start

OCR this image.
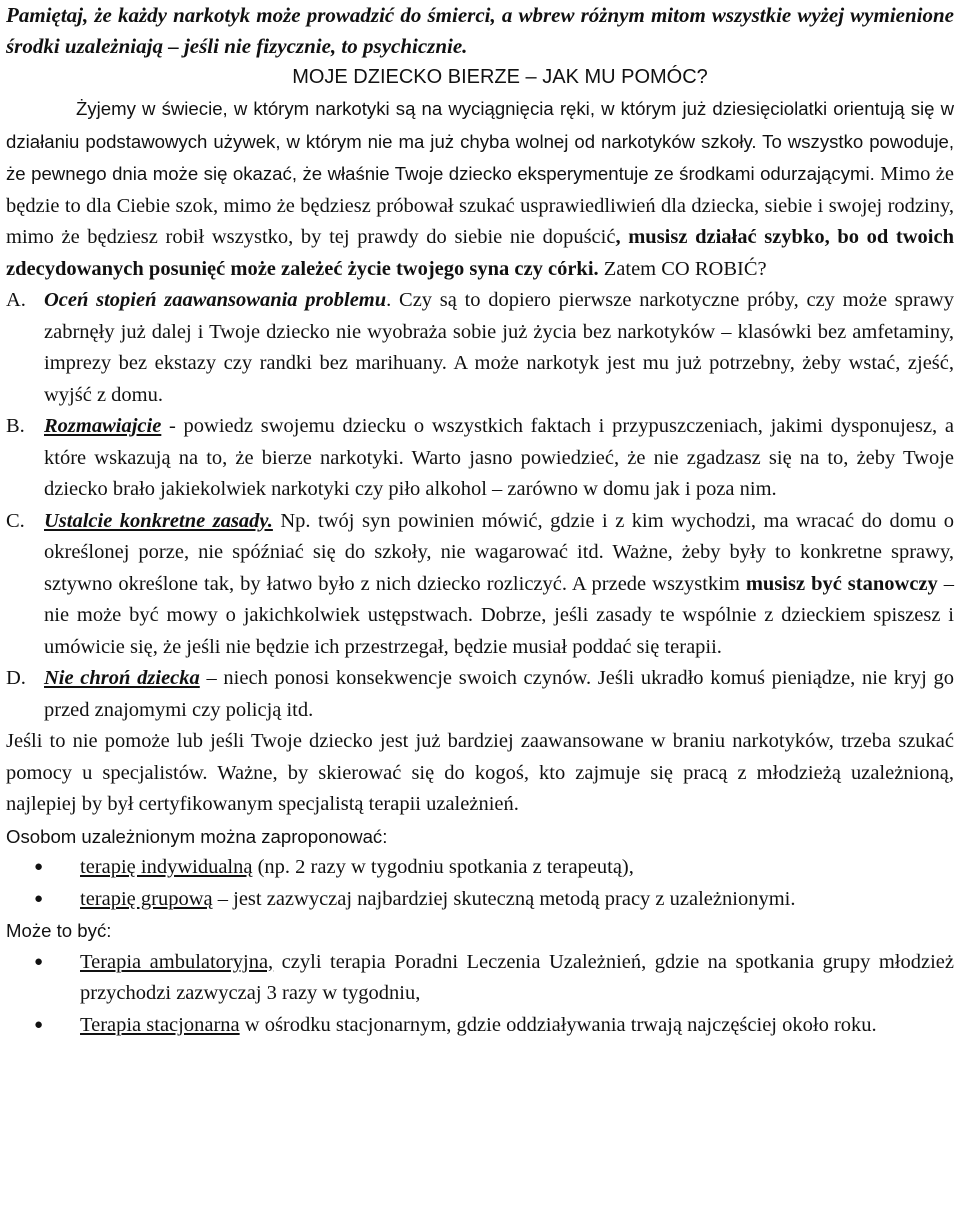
Pamiętaj, że każdy narkotyk może prowadzić do śmierci, a wbrew różnym mitom wszystkie wyżej wymienione środki uzależniają – jeśli nie fizycznie, to psychicznie.

MOJE DZIECKO BIERZE – JAK MU POMÓC?

Żyjemy w świecie, w którym narkotyki są na wyciągnięcia ręki, w którym już dziesięciolatki orientują się w działaniu podstawowych używek, w którym nie ma już chyba wolnej od narkotyków szkoły. To wszystko powoduje, że pewnego dnia może się okazać, że właśnie Twoje dziecko eksperymentuje ze środkami odurzającymi. Mimo że będzie to dla Ciebie szok, mimo że będziesz próbował szukać usprawiedliwień dla dziecka, siebie i swojej rodziny, mimo że będziesz robił wszystko, by tej prawdy do siebie nie dopuścić, musisz działać szybko, bo od twoich zdecydowanych posunięć może zależeć życie twojego syna czy córki. Zatem CO ROBIĆ?

A. Oceń stopień zaawansowania problemu. Czy są to dopiero pierwsze narkotyczne próby, czy może sprawy zabrnęły już dalej i Twoje dziecko nie wyobraża sobie już życia bez narkotyków – klasówki bez amfetaminy, imprezy bez ekstazy czy randki bez marihuany. A może narkotyk jest mu już potrzebny, żeby wstać, zjeść, wyjść z domu.
B. Rozmawiajcie - powiedz swojemu dziecku o wszystkich faktach i przypuszczeniach, jakimi dysponujesz, a które wskazują na to, że bierze narkotyki. Warto jasno powiedzieć, że nie zgadzasz się na to, żeby Twoje dziecko brało jakiekolwiek narkotyki czy piło alkohol – zarówno w domu jak i poza nim.
C. Ustalcie konkretne zasady. Np. twój syn powinien mówić, gdzie i z kim wychodzi, ma wracać do domu o określonej porze, nie spóźniać się do szkoły, nie wagarować itd. Ważne, żeby były to konkretne sprawy, sztywno określone tak, by łatwo było z nich dziecko rozliczyć. A przede wszystkim musisz być stanowczy – nie może być mowy o jakichkolwiek ustępstwach. Dobrze, jeśli zasady te wspólnie z dzieckiem spiszesz i umówicie się, że jeśli nie będzie ich przestrzegał, będzie musiał poddać się terapii.
D. Nie chroń dziecka – niech ponosi konsekwencje swoich czynów. Jeśli ukradło komuś pieniądze, nie kryj go przed znajomymi czy policją itd.

Jeśli to nie pomoże lub jeśli Twoje dziecko jest już bardziej zaawansowane w braniu narkotyków, trzeba szukać pomocy u specjalistów. Ważne, by skierować się do kogoś, kto zajmuje się pracą z młodzieżą uzależnioną, najlepiej by był certyfikowanym specjalistą terapii uzależnień.

Osobom uzależnionym można zaproponować:

●	terapię indywidualną (np. 2 razy w tygodniu spotkania z terapeutą),
●	terapię grupową – jest zazwyczaj najbardziej skuteczną metodą pracy z uzależnionymi.

Może to być:

●	Terapia ambulatoryjna, czyli terapia Poradni Leczenia Uzależnień, gdzie na spotkania grupy młodzież przychodzi zazwyczaj 3 razy w tygodniu,
●	Terapia stacjonarna w ośrodku stacjonarnym, gdzie oddziaływania trwają najczęściej około roku.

end

--- TO BE DONE ---
Every line containing the string "narkotyki" must be listed.

--- EXERCISE OUTPUT ---
Żyjemy w świecie, w którym narkotyki są na wyciągnięcia ręki, w którym już dziesięciolatki orientują się w działaniu podstawowych używek, w którym nie ma już chyba wolnej od narkotyków szkoły. To wszystko powoduje, że pewnego dnia może się okazać, że właśnie Twoje dziecko eksperymentuje ze środkami odurzającymi. Mimo że będzie to dla Ciebie szok, mimo że będziesz próbował szukać usprawiedliwień dla dziecka, siebie i swojej rodziny, mimo że będziesz robił wszystko, by tej prawdy do siebie nie dopuścić, musisz działać szybko, bo od twoich zdecydowanych posunięć może zależeć życie twojego syna czy córki. Zatem CO ROBIĆ?
B. Rozmawiajcie - powiedz swojemu dziecku o wszystkich faktach i przypuszczeniach, jakimi dysponujesz, a które wskazują na to, że bierze narkotyki. Warto jasno powiedzieć, że nie zgadzasz się na to, żeby Twoje dziecko brało jakiekolwiek narkotyki czy piło alkohol – zarówno w domu jak i poza nim.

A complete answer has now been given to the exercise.